# Exercise aim
Images are not part of the copy; transcribe all the data exactly.

# Exercise data
● ● ● ●
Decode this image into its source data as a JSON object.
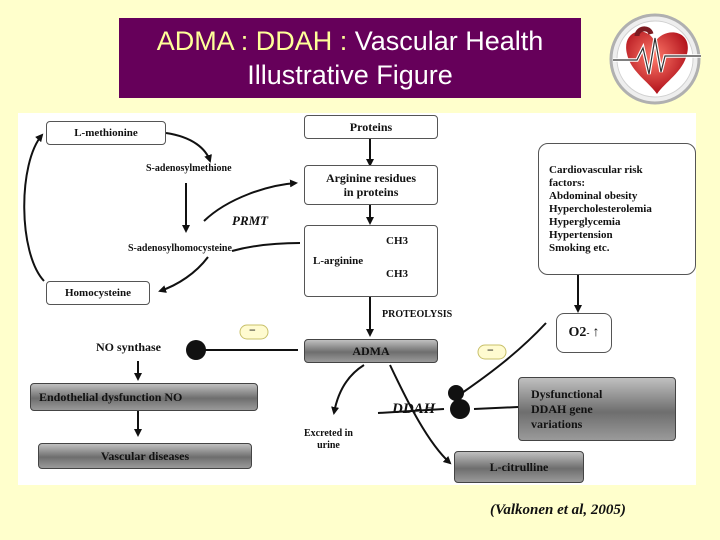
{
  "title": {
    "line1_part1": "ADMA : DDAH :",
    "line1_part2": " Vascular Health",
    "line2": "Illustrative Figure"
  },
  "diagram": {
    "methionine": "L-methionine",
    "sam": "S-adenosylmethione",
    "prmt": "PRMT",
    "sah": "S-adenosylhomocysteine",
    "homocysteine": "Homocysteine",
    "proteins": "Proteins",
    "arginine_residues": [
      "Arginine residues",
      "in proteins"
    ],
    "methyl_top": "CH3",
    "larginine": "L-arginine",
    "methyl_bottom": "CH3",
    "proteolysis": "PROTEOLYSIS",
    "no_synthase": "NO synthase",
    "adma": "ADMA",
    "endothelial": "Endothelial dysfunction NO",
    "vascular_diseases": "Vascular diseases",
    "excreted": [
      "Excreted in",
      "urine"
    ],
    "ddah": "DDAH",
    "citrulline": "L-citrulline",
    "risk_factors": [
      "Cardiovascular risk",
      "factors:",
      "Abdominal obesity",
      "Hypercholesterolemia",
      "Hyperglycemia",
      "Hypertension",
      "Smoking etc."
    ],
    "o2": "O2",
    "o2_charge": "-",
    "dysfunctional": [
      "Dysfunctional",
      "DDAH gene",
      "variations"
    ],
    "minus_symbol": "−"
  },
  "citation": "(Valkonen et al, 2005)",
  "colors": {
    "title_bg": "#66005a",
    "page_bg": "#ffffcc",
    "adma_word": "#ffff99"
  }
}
● ● ● ●
# Solution to this problem
Decode this image into its source data as a JSON object.
{
  "title": {
    "line1_part1": "ADMA : DDAH :",
    "line1_part2": " Vascular Health",
    "line2": "Illustrative Figure"
  },
  "diagram": {
    "methionine": "L-methionine",
    "sam": "S-adenosylmethione",
    "prmt": "PRMT",
    "sah": "S-adenosylhomocysteine",
    "homocysteine": "Homocysteine",
    "proteins": "Proteins",
    "arginine_residues": [
      "Arginine residues",
      "in proteins"
    ],
    "methyl_top": "CH3",
    "larginine": "L-arginine",
    "methyl_bottom": "CH3",
    "proteolysis": "PROTEOLYSIS",
    "no_synthase": "NO synthase",
    "adma": "ADMA",
    "endothelial": "Endothelial dysfunction NO",
    "vascular_diseases": "Vascular diseases",
    "excreted": [
      "Excreted in",
      "urine"
    ],
    "ddah": "DDAH",
    "citrulline": "L-citrulline",
    "risk_factors": [
      "Cardiovascular risk",
      "factors:",
      "Abdominal obesity",
      "Hypercholesterolemia",
      "Hyperglycemia",
      "Hypertension",
      "Smoking etc."
    ],
    "o2": "O2",
    "o2_charge": "-",
    "dysfunctional": [
      "Dysfunctional",
      "DDAH gene",
      "variations"
    ],
    "minus_symbol": "−"
  },
  "citation": "(Valkonen et al, 2005)",
  "colors": {
    "title_bg": "#66005a",
    "page_bg": "#ffffcc",
    "adma_word": "#ffff99"
  }
}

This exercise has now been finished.